• [Problem to work on] Copy out each line exactly; pictures stay out of the copy.

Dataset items
▽

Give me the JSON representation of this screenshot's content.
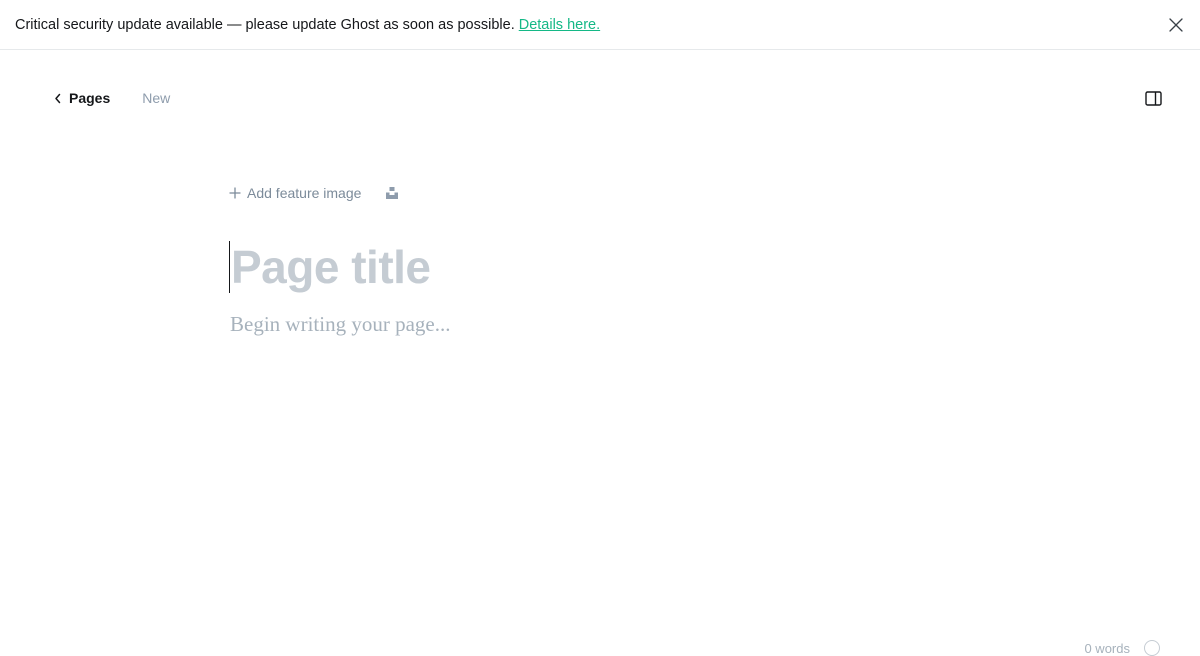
{
  "banner": {
    "message": "Critical security update available — please update Ghost as soon as possible.",
    "link_label": "Details here.",
    "close_icon": "close-icon"
  },
  "nav": {
    "back_label": "Pages",
    "status": "New"
  },
  "editor": {
    "add_feature_image_label": "Add feature image",
    "title_placeholder": "Page title",
    "body_placeholder": "Begin writing your page..."
  },
  "footer": {
    "word_count_partial": "0 words"
  },
  "colors": {
    "link": "#14b886",
    "placeholder": "#c5ccd3",
    "muted": "#8e9cac"
  }
}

△

• [Exercise output]
Give me the JSON representation of this screenshot's content.
{
  "banner": {
    "message": "Critical security update available — please update Ghost as soon as possible.",
    "link_label": "Details here.",
    "close_icon": "close-icon"
  },
  "nav": {
    "back_label": "Pages",
    "status": "New"
  },
  "editor": {
    "add_feature_image_label": "Add feature image",
    "title_placeholder": "Page title",
    "body_placeholder": "Begin writing your page..."
  },
  "footer": {
    "word_count_partial": "0 words"
  },
  "colors": {
    "link": "#14b886",
    "placeholder": "#c5ccd3",
    "muted": "#8e9cac"
  }
}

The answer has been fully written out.